Dictated writing allegedly came to Brown from playwright George Bernard Shaw, psychiatrist Carl G. Jung, and physicist Albert Einstein. Various artists allegedly drew and painted through Brown as well.

English mentalist and healer Matthew Manning writes and draws automatically, communicates with spirits, bends metal, starts and stops mechanical devices, apports objects, communicates telepathically and predicts future events. Manning was 11 in 1967 when poltergeist activity erupted at his home at Shelford, in Cambridge, England. He began having out-of-body experiences, even projecting himself astrally into the past to see the Mannings’ “new” old house in Linton, also near Cambridge, as it looked in the 16th through 18th centuries.

While viewing his house in the past, Manning also began communicating with spirits, first by Apparitions and voices and then through automatic writing. The spirit communication caused the Poltergeist activity to decline and then cease altogether. Many of the messages were incoherent or trivial, but some were accurately predictive. Manning received messages in many languages, including French, German, Italian, Greek, Latin, Russian, and Arabic, and sometimes in early or medieval forms.

- - - - -

### Task
Extend the passage on Matthew Manning's automatic writing and spirit messages, picking up after its final sentence.

### Data lines
- - - - -

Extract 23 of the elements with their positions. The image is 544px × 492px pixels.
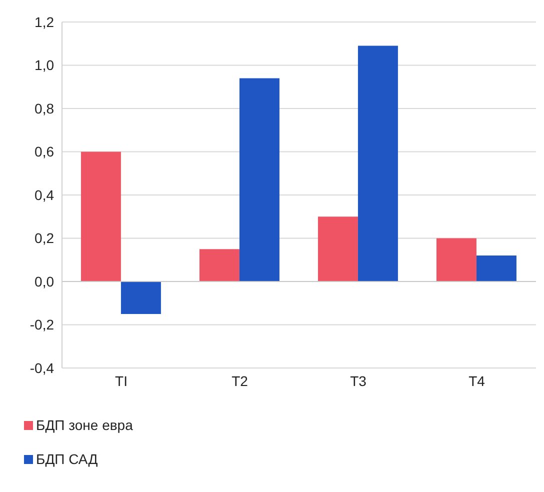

- - - - -

### Answer to the task
He heard from all types and ages of people; some famous, like mathematician and philosopher Bertrand Russell, and others long forgotten. One Robert Webbe (c. 1733), connected with the past of the Mannings’ house, communicated often and prompted 503 of his relatives and peers to sign the Mannings’ walls, ostensibly to fill in the gaps in Manning’s study of the Webbe family history. Manning also received communications from Greek Orthodox bishop Kephalas Nektarios, who used him and a few others to convince His Eminence Archbishop Athenagoras of Great Britain to build a monastery at Aegina, the bishop’s burial place.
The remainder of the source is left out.